* **Data for processing**

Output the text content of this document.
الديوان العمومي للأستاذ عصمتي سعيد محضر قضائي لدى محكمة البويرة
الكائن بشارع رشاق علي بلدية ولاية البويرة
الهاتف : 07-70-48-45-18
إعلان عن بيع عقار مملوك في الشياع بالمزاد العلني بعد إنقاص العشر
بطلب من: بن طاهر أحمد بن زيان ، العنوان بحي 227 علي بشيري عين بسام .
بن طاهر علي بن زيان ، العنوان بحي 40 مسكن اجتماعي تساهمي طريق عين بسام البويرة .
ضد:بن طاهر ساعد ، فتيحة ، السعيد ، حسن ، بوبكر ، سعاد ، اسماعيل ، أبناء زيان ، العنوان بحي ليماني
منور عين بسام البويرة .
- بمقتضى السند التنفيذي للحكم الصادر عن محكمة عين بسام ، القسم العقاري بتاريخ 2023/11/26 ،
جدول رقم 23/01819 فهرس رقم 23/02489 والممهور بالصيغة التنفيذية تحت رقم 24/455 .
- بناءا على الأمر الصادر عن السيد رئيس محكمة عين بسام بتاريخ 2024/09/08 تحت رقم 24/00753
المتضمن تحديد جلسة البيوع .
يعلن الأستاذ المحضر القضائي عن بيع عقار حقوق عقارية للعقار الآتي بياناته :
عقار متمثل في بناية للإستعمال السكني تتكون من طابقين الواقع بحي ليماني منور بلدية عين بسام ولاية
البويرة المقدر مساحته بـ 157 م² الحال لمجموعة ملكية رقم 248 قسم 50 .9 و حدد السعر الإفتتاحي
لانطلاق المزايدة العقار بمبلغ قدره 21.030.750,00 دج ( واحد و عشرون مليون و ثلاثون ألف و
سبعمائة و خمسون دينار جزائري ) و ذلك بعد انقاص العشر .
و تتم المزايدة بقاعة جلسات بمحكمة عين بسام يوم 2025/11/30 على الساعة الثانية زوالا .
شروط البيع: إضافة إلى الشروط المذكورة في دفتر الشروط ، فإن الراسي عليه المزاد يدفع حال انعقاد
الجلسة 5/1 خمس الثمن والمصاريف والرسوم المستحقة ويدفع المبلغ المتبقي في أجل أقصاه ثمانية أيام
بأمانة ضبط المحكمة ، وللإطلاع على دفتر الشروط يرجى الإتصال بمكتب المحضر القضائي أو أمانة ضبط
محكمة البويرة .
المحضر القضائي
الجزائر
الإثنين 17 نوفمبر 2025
--
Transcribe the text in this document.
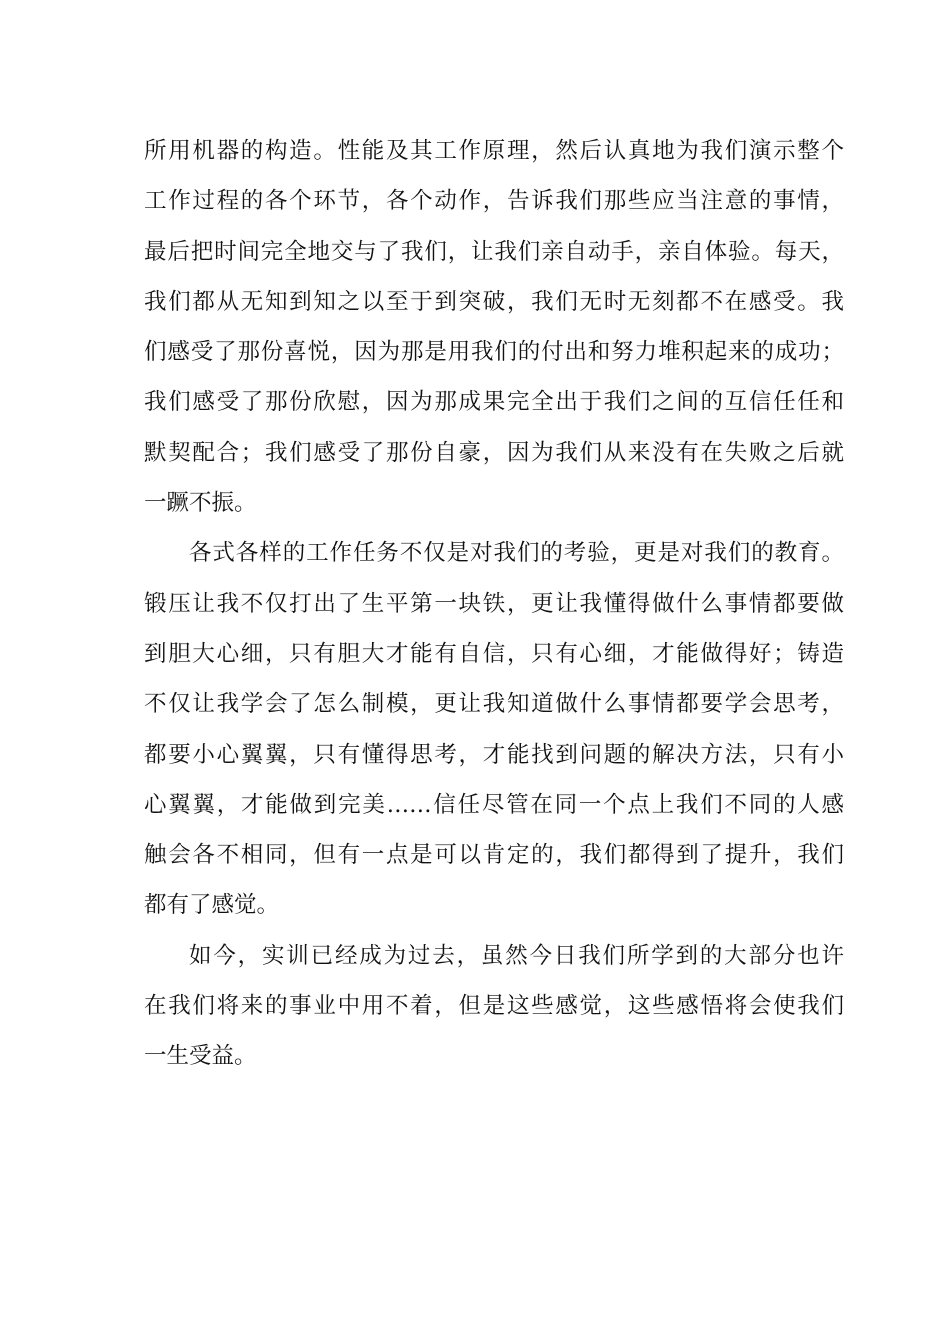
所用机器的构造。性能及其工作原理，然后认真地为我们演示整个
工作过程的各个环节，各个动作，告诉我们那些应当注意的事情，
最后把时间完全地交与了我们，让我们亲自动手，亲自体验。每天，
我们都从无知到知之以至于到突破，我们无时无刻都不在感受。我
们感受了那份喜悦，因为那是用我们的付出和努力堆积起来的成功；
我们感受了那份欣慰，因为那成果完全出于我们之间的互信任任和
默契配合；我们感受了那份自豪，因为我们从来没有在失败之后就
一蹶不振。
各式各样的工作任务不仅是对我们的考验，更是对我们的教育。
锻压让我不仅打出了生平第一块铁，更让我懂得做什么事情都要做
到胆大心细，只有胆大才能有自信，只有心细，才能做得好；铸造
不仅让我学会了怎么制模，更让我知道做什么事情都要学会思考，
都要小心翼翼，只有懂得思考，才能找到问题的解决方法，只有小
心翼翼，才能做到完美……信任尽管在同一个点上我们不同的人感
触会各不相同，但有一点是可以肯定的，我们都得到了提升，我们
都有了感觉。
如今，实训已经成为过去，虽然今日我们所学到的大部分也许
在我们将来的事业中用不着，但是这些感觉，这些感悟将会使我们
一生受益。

* **Work to do**
Whichever lines contain the string "طاهر", select and copy them.

* **The reply**
بطلب من: بن طاهر أحمد بن زيان ، العنوان بحي 227 علي بشيري عين بسام .
بن طاهر علي بن زيان ، العنوان بحي 40 مسكن اجتماعي تساهمي طريق عين بسام البويرة .
ضد:بن طاهر ساعد ، فتيحة ، السعيد ، حسن ، بوبكر ، سعاد ، اسماعيل ، أبناء زيان ، العنوان بحي ليماني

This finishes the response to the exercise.